• [What you are asked to do]:
Extract every line that includes the string "ағылшын".
── Dataset excerpts ──
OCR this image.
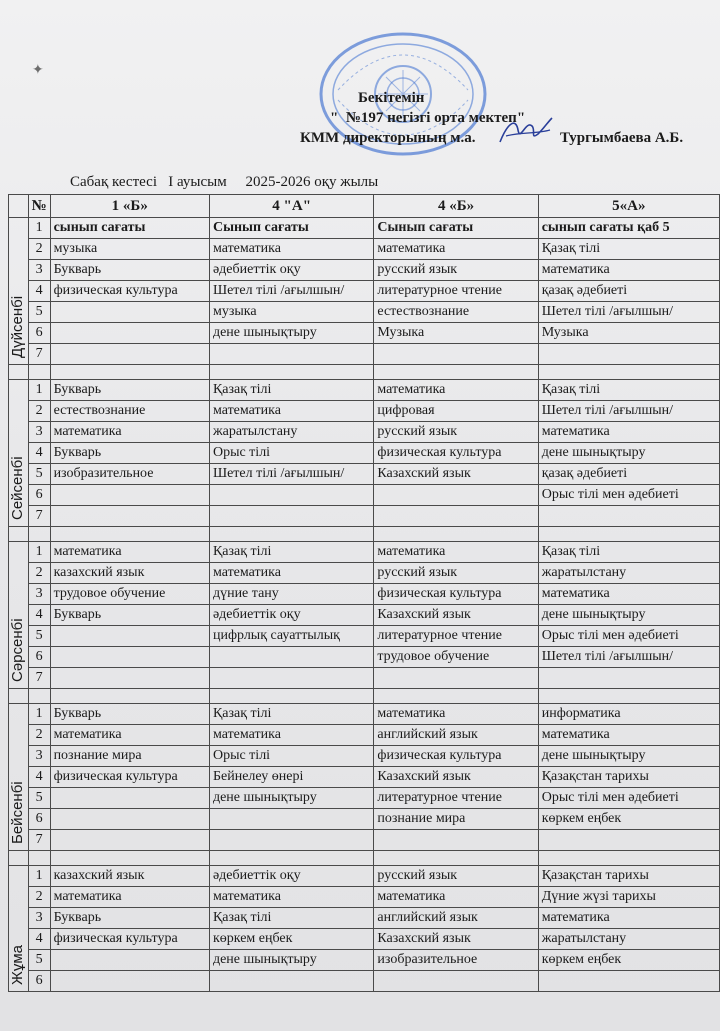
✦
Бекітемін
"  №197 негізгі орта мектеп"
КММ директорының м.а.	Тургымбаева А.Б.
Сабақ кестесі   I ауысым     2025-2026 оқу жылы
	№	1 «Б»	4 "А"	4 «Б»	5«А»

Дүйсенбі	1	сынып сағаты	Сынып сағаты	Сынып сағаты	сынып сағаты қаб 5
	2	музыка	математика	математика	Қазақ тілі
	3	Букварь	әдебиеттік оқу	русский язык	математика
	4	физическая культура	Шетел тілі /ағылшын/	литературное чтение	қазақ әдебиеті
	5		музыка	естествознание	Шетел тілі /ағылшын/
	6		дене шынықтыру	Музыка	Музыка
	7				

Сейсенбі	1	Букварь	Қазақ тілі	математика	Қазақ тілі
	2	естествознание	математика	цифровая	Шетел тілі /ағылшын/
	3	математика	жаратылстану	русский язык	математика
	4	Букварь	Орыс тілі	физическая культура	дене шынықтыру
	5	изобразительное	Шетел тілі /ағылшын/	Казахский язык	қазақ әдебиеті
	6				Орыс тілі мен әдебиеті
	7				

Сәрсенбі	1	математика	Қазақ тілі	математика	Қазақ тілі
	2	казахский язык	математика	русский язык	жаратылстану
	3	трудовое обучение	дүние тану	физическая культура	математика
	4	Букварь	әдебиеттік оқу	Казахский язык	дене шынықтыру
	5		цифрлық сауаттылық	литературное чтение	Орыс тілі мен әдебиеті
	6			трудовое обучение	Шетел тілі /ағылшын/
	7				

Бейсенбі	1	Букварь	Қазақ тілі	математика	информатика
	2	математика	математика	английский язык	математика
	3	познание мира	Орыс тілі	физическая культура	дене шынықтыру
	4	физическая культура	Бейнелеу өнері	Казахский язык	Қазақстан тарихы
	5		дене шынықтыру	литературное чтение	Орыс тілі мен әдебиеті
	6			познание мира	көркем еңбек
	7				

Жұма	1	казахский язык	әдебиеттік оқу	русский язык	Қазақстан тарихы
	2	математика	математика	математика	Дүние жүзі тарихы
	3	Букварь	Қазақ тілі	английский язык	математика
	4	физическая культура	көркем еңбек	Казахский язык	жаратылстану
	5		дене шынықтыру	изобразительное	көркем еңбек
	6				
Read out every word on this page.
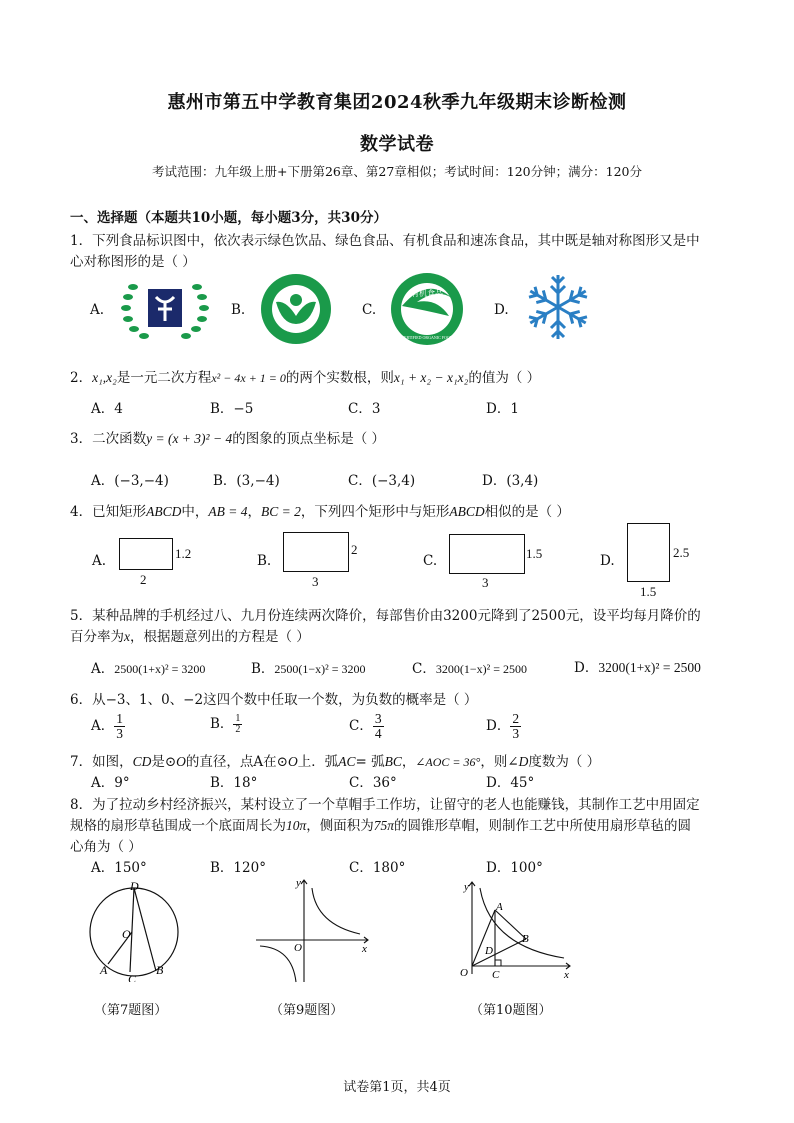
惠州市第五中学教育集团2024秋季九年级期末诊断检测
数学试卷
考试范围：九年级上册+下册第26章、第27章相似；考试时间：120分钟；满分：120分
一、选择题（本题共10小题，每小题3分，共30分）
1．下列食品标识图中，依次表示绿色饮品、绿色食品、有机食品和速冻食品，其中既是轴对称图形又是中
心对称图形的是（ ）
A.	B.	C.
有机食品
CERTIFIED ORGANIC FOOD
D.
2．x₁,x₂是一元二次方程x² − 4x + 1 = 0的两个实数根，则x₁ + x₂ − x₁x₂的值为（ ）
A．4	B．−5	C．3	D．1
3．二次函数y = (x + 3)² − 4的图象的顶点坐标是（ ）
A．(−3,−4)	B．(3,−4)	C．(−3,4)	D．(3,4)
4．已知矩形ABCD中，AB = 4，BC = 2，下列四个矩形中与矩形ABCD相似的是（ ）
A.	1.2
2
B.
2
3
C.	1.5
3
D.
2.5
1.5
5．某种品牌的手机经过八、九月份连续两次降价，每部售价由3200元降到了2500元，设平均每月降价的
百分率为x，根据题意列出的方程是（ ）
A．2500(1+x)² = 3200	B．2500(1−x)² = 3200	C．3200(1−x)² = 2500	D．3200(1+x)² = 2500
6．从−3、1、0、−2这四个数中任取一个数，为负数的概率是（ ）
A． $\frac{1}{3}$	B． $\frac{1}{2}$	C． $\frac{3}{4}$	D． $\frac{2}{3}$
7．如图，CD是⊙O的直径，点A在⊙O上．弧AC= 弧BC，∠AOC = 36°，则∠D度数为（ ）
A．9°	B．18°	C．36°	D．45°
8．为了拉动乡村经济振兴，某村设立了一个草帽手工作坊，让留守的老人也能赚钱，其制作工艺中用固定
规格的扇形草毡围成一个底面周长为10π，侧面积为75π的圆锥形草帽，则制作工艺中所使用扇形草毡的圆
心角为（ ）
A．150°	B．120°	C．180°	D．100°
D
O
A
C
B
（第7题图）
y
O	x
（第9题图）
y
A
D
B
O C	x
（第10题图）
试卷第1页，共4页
───
── Dataset excerpts ──
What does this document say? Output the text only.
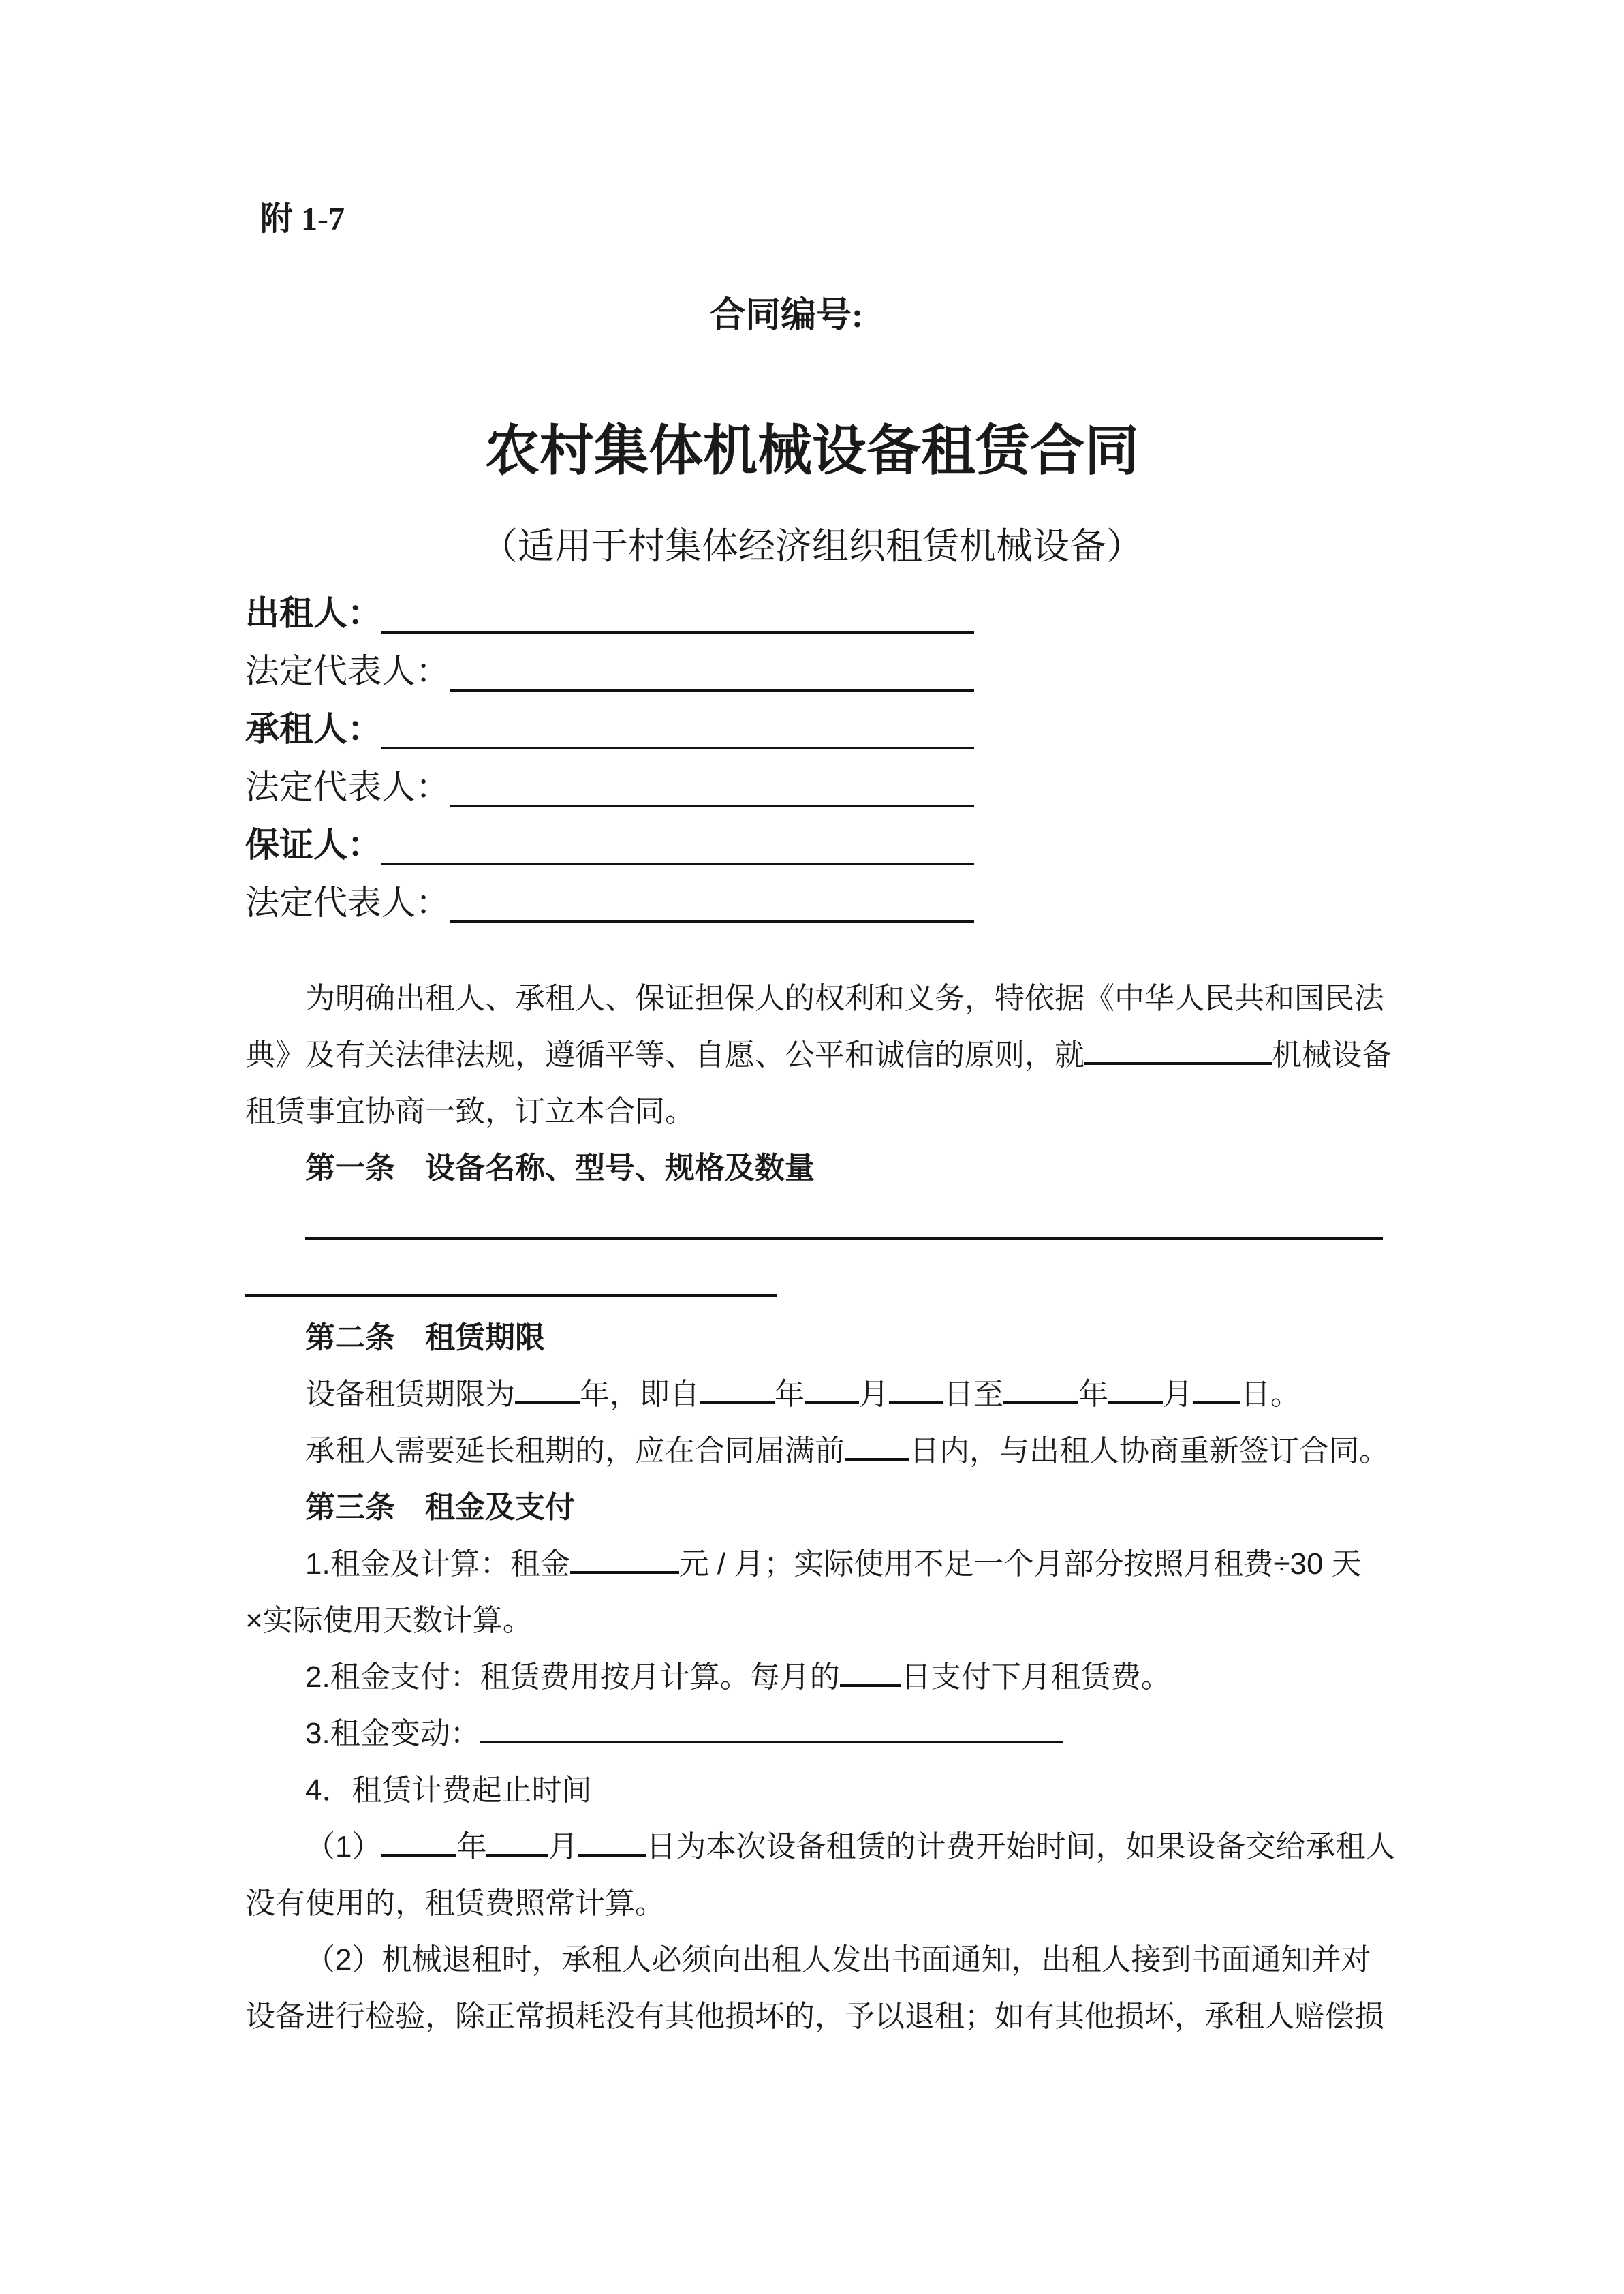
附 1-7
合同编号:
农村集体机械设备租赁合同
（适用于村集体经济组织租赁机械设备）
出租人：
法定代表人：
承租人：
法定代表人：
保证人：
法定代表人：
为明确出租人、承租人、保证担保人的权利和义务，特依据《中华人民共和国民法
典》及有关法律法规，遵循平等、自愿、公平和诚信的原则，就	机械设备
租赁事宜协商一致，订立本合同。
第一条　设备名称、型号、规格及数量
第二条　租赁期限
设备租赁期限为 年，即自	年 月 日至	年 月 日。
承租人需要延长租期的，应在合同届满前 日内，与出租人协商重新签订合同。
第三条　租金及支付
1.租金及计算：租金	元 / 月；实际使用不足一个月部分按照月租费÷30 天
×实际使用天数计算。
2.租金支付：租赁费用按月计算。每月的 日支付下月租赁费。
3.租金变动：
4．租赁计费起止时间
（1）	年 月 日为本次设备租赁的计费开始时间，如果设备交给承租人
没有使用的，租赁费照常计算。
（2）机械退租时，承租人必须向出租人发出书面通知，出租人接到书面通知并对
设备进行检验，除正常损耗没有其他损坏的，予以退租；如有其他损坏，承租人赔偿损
───
── Dataset excerpts ──
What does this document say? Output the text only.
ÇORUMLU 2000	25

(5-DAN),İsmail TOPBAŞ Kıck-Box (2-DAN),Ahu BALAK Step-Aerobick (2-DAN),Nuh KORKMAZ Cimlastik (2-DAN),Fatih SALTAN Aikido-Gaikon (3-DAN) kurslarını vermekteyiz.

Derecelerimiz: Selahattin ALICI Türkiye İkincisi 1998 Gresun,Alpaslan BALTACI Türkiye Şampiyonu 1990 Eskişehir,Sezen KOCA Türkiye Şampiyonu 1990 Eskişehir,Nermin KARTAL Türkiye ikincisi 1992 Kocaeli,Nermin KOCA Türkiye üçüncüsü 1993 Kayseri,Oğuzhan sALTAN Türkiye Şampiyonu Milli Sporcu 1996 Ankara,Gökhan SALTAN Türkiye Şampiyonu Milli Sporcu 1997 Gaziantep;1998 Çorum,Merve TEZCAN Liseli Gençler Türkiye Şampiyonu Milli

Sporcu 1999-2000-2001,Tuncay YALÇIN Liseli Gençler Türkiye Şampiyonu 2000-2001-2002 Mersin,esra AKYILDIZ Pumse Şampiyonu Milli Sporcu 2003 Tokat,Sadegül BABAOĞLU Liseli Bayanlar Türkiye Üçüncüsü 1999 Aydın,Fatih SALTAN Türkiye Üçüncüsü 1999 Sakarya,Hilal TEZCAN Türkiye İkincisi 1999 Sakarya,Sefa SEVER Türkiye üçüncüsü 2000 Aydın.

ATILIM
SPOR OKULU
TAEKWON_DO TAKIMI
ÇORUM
───
• [Exercise response]:
	4	физическая культура	Шетел тілі /ағылшын/	литературное чтение	қазақ әдебиеті
	5		музыка	естествознание	Шетел тілі /ағылшын/
	2	естествознание	математика	цифровая	Шетел тілі /ағылшын/
	5	изобразительное	Шетел тілі /ағылшын/	Казахский язык	қазақ әдебиеті
	6			трудовое обучение	Шетел тілі /ағылшын/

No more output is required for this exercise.